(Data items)
----

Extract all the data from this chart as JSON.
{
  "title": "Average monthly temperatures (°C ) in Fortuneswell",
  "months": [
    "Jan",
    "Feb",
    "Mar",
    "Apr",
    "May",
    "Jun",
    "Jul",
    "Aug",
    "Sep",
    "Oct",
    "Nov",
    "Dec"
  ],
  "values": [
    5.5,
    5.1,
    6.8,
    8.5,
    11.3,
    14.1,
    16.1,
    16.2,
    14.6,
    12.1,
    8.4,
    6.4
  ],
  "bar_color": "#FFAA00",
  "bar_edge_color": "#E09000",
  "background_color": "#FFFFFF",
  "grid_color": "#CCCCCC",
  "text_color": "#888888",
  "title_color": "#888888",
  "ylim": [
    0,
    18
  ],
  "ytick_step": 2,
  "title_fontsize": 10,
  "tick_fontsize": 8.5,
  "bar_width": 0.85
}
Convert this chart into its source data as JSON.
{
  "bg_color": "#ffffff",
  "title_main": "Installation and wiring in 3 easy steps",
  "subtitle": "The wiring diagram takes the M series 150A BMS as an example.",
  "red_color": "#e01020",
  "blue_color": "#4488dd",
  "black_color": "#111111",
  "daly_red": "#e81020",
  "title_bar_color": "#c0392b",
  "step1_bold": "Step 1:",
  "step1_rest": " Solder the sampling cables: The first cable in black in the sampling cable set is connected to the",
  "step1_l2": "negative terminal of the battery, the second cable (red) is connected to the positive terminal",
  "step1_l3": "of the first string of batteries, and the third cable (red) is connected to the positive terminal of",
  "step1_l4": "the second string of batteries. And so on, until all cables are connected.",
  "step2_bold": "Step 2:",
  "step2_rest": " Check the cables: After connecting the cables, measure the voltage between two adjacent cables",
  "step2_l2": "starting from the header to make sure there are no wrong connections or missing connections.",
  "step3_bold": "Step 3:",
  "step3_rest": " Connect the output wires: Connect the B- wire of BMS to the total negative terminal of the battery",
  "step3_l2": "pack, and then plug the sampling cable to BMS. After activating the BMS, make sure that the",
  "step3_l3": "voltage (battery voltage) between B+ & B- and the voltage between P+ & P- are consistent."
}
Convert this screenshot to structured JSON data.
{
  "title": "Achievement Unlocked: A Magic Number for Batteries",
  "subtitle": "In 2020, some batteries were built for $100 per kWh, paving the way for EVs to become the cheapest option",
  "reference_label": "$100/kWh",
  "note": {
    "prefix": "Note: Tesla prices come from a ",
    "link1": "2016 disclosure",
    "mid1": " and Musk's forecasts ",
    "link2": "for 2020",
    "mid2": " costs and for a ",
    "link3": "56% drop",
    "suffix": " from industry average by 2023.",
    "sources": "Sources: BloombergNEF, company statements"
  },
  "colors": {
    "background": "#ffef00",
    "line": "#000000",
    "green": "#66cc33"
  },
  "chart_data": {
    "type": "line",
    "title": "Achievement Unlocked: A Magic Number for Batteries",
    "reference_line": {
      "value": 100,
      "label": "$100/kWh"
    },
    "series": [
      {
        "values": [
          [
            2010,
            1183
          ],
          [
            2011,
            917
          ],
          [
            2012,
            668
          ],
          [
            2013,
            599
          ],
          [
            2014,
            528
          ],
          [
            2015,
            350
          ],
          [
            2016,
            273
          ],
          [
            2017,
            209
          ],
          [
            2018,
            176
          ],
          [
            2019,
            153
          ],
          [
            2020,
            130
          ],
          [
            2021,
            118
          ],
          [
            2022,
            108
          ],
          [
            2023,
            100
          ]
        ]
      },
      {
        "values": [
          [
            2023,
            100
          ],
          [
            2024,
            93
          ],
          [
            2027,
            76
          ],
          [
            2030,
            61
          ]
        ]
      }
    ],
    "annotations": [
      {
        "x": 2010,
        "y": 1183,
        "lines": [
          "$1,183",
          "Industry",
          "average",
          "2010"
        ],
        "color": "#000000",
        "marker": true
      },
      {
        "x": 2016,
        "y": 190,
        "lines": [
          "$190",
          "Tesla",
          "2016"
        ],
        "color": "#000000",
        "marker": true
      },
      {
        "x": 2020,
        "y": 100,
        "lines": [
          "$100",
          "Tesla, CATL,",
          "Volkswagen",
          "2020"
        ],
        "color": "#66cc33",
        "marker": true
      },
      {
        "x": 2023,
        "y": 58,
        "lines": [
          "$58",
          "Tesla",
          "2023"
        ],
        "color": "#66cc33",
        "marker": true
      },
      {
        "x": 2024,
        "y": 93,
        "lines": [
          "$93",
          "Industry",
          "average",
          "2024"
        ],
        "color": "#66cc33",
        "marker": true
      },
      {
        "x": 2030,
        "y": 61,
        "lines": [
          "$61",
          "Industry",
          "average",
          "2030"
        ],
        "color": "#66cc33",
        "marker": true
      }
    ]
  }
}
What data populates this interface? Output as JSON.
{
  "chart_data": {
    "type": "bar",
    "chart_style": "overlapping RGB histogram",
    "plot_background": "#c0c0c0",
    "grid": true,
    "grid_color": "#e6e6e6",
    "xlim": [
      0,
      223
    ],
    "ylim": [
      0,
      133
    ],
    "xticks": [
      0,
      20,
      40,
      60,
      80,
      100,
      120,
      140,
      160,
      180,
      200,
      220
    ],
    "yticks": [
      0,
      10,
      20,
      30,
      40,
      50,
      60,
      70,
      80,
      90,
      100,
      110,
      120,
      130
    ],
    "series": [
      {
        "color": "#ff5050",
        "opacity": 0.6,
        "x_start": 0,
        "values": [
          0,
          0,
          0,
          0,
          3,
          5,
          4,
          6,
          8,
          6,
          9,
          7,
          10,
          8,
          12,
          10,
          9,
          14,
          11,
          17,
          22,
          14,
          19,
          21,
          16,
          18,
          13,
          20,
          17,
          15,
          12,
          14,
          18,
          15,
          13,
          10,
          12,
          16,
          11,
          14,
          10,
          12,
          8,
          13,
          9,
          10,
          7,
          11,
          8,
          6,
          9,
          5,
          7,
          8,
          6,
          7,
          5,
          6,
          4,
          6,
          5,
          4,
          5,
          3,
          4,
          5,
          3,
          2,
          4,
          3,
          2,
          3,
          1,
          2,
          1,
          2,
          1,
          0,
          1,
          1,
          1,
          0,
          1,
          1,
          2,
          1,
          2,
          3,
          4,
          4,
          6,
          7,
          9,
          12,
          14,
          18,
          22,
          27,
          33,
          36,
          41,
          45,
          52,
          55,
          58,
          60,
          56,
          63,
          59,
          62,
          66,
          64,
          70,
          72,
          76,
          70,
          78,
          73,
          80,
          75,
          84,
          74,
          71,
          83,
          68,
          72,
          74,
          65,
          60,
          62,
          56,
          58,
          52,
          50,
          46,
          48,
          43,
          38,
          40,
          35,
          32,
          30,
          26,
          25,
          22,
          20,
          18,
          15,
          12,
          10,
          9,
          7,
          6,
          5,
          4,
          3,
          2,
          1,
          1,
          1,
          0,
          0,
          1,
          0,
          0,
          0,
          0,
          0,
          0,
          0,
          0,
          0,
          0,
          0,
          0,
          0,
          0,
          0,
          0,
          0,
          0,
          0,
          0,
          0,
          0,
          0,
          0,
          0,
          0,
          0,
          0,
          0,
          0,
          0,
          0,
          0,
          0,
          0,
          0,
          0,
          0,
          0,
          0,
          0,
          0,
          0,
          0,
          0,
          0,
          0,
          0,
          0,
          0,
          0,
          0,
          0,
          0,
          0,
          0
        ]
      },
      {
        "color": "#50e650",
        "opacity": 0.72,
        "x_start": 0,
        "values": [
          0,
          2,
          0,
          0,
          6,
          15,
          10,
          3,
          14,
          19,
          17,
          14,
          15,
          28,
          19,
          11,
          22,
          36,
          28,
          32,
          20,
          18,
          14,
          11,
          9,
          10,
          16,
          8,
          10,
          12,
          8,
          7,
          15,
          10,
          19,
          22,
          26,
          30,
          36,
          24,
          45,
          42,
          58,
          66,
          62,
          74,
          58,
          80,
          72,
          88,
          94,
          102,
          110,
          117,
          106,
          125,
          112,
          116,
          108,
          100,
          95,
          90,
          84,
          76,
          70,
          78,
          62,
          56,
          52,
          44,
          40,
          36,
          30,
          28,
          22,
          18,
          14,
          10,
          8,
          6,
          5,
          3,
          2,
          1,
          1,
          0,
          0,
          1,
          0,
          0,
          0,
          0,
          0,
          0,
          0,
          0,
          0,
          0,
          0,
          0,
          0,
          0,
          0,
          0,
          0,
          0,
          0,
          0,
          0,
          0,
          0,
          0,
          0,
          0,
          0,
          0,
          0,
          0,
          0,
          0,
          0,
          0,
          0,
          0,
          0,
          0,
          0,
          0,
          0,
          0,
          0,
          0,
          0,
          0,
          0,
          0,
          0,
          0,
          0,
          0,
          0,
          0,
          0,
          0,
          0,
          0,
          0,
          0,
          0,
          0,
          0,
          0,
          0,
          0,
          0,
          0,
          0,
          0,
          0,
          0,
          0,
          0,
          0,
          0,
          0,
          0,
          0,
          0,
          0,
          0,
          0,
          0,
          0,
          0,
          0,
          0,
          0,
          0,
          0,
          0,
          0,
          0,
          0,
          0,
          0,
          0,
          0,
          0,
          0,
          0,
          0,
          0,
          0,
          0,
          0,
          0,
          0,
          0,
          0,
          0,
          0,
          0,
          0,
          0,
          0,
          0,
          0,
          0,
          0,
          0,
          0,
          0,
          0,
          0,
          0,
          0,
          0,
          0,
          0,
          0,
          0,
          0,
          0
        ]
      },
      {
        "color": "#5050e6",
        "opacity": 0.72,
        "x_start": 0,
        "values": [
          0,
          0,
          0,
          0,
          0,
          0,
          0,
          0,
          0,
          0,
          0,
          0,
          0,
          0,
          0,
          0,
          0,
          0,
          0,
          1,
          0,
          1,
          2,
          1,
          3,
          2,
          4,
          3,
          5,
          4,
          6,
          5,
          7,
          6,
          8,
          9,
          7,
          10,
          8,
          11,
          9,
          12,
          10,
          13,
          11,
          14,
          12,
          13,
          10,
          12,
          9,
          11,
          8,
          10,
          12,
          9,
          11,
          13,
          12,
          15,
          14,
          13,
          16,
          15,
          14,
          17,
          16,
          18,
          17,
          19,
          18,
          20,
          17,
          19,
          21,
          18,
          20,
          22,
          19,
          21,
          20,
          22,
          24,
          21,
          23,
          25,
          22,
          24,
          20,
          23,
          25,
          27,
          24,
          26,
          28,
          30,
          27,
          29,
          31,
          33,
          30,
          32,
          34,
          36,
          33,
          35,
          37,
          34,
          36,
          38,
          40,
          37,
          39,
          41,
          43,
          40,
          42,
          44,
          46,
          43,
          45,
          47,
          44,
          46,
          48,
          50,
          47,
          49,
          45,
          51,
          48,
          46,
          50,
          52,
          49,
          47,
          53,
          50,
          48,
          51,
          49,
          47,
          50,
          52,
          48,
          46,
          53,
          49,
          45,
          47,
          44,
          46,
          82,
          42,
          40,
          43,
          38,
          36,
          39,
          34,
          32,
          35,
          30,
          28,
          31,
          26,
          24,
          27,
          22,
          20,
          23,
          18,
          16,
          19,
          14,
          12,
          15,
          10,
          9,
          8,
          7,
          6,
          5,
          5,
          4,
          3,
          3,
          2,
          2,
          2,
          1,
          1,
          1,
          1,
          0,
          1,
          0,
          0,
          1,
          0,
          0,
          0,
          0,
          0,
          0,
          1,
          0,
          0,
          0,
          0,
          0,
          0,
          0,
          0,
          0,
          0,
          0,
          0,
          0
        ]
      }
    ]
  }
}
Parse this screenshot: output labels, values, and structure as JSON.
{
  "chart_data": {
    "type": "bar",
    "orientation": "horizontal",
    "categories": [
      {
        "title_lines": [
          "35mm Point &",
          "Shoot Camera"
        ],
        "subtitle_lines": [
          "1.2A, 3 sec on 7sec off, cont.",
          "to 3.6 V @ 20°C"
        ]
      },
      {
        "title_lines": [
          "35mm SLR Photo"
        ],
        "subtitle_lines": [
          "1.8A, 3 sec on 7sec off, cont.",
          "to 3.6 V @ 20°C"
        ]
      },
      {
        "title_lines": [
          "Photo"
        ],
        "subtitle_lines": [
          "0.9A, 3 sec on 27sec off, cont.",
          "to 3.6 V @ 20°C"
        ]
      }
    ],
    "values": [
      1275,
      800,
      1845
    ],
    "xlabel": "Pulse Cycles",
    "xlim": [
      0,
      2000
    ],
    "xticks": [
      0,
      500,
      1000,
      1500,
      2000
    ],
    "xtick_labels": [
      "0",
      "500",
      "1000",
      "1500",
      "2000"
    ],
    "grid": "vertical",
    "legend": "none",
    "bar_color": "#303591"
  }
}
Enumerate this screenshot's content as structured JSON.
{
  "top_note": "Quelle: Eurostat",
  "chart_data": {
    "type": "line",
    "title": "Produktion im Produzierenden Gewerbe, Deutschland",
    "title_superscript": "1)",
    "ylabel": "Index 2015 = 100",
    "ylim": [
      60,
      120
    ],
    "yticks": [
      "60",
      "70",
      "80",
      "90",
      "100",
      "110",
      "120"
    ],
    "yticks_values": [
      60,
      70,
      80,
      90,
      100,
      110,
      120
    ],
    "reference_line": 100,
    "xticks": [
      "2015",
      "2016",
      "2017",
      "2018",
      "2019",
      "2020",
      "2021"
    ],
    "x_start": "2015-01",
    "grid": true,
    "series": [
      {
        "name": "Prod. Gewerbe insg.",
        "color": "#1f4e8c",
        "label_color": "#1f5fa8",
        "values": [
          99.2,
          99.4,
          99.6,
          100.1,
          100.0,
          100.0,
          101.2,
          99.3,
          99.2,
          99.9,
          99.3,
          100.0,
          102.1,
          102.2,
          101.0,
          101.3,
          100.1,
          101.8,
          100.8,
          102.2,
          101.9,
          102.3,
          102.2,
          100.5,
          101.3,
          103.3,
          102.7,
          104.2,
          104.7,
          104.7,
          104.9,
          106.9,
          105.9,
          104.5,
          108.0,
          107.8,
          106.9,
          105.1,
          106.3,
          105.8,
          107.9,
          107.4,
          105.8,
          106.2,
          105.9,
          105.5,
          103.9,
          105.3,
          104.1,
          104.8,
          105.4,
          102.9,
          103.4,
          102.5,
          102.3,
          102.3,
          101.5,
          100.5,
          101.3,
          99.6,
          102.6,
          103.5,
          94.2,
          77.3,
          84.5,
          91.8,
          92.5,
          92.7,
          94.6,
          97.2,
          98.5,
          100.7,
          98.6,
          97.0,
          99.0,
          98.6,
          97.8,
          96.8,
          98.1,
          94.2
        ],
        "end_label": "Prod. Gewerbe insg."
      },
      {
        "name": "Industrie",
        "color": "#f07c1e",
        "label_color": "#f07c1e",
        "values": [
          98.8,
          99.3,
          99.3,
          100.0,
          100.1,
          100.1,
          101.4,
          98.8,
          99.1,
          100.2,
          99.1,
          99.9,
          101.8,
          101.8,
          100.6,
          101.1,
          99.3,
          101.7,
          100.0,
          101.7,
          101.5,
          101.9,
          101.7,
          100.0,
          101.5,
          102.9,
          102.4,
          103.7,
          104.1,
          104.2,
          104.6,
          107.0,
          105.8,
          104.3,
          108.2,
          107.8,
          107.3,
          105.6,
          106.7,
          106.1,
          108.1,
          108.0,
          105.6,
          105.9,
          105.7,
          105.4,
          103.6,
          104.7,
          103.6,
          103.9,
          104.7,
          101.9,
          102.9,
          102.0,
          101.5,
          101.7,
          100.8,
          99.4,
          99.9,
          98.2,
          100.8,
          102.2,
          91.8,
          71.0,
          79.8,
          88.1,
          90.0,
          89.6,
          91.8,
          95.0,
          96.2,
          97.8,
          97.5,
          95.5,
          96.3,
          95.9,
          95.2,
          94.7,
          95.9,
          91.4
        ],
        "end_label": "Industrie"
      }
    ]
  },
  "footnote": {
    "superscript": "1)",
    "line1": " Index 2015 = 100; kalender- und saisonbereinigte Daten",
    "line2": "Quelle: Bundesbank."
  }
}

----

* _Task_
Using the data above, copy each line that contains "Gewerbe".

* _Solved problem_
    "title": "Produktion im Produzierenden Gewerbe, Deutschland",
        "name": "Prod. Gewerbe insg.",
        "end_label": "Prod. Gewerbe insg."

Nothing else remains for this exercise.